> _SET PROBLEM_: Your task is to copy the material exactly.

> _ITEMS_:
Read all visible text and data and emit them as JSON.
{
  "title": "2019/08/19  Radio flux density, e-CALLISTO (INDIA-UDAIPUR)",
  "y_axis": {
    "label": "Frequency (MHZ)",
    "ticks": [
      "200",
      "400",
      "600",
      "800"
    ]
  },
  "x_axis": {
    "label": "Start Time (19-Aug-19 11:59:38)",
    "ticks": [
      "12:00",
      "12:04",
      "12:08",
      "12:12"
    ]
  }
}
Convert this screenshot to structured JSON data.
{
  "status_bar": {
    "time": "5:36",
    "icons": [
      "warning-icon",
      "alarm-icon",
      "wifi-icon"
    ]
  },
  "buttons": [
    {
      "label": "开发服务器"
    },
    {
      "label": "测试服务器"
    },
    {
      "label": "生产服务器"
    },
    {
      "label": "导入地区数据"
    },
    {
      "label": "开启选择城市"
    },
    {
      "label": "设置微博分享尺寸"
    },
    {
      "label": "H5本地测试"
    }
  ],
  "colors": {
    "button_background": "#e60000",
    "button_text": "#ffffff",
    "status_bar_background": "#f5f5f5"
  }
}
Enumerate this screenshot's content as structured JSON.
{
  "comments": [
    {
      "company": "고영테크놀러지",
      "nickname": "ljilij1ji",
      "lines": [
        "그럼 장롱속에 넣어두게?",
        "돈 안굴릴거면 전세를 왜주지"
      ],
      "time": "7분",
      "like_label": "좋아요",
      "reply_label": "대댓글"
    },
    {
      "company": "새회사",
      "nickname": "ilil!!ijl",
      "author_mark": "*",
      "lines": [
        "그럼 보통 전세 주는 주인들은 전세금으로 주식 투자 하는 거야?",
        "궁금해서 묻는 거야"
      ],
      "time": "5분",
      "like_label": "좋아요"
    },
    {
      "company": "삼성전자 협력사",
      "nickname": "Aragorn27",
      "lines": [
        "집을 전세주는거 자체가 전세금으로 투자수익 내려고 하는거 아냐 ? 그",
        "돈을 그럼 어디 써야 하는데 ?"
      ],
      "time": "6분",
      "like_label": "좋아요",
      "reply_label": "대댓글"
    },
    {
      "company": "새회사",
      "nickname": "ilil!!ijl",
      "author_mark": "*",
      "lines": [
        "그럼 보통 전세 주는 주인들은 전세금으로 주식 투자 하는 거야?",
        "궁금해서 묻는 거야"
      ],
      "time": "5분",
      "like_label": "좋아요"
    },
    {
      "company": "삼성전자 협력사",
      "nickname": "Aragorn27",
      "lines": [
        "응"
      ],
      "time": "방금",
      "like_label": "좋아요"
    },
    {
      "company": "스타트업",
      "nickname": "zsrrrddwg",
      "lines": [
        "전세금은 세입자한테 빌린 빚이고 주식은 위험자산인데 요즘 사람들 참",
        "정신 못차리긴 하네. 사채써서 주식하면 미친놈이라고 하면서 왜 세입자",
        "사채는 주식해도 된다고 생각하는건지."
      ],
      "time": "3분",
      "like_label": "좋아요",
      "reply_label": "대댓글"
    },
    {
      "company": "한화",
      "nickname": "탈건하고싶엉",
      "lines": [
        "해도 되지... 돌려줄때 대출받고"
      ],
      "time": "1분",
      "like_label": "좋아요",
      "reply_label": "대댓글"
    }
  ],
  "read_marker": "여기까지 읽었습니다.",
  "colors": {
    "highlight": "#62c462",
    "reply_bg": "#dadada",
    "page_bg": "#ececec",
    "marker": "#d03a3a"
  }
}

> _FULL ANSWER_:
Read all visible text and data and emit them as JSON.
{
  "title": "2019/08/19  Radio flux density, e-CALLISTO (INDIA-UDAIPUR)",
  "y_axis": {
    "label": "Frequency (MHZ)",
    "ticks": [
      "200",
      "400",
      "600",
      "800"
    ]
  },
  "x_axis": {
    "label": "Start Time (19-Aug-19 11:59:38)",
    "ticks": [
      "12:00",
      "12:04",
      "12:08",
      "12:12"
    ]
  }
}
Convert this screenshot to structured JSON data.
{
  "status_bar": {
    "time": "5:36",
    "icons": [
      "warning-icon",
      "alarm-icon",
      "wifi-icon"
    ]
  },
  "buttons": [
    {
      "label": "开发服务器"
    },
    {
      "label": "测试服务器"
    },
    {
      "label": "生产服务器"
    },
    {
      "label": "导入地区数据"
    },
    {
      "label": "开启选择城市"
    },
    {
      "label": "设置微博分享尺寸"
    },
    {
      "label": "H5本地测试"
    }
  ],
  "colors": {
    "button_background": "#e60000",
    "button_text": "#ffffff",
    "status_bar_background": "#f5f5f5"
  }
}
Enumerate this screenshot's content as structured JSON.
{
  "comments": [
    {
      "company": "고영테크놀러지",
      "nickname": "ljilij1ji",
      "lines": [
        "그럼 장롱속에 넣어두게?",
        "돈 안굴릴거면 전세를 왜주지"
      ],
      "time": "7분",
      "like_label": "좋아요",
      "reply_label": "대댓글"
    },
    {
      "company": "새회사",
      "nickname": "ilil!!ijl",
      "author_mark": "*",
      "lines": [
        "그럼 보통 전세 주는 주인들은 전세금으로 주식 투자 하는 거야?",
        "궁금해서 묻는 거야"
      ],
      "time": "5분",
      "like_label": "좋아요"
    },
    {
      "company": "삼성전자 협력사",
      "nickname": "Aragorn27",
      "lines": [
        "집을 전세주는거 자체가 전세금으로 투자수익 내려고 하는거 아냐 ? 그",
        "돈을 그럼 어디 써야 하는데 ?"
      ],
      "time": "6분",
      "like_label": "좋아요",
      "reply_label": "대댓글"
    },
    {
      "company": "새회사",
      "nickname": "ilil!!ijl",
      "author_mark": "*",
      "lines": [
        "그럼 보통 전세 주는 주인들은 전세금으로 주식 투자 하는 거야?",
        "궁금해서 묻는 거야"
      ],
      "time": "5분",
      "like_label": "좋아요"
    },
    {
      "company": "삼성전자 협력사",
      "nickname": "Aragorn27",
      "lines": [
        "응"
      ],
      "time": "방금",
      "like_label": "좋아요"
    },
    {
      "company": "스타트업",
      "nickname": "zsrrrddwg",
      "lines": [
        "전세금은 세입자한테 빌린 빚이고 주식은 위험자산인데 요즘 사람들 참",
        "정신 못차리긴 하네. 사채써서 주식하면 미친놈이라고 하면서 왜 세입자",
        "사채는 주식해도 된다고 생각하는건지."
      ],
      "time": "3분",
      "like_label": "좋아요",
      "reply_label": "대댓글"
    },
    {
      "company": "한화",
      "nickname": "탈건하고싶엉",
      "lines": [
        "해도 되지... 돌려줄때 대출받고"
      ],
      "time": "1분",
      "like_label": "좋아요",
      "reply_label": "대댓글"
    }
  ],
  "read_marker": "여기까지 읽었습니다.",
  "colors": {
    "highlight": "#62c462",
    "reply_bg": "#dadada",
    "page_bg": "#ececec",
    "marker": "#d03a3a"
  }
}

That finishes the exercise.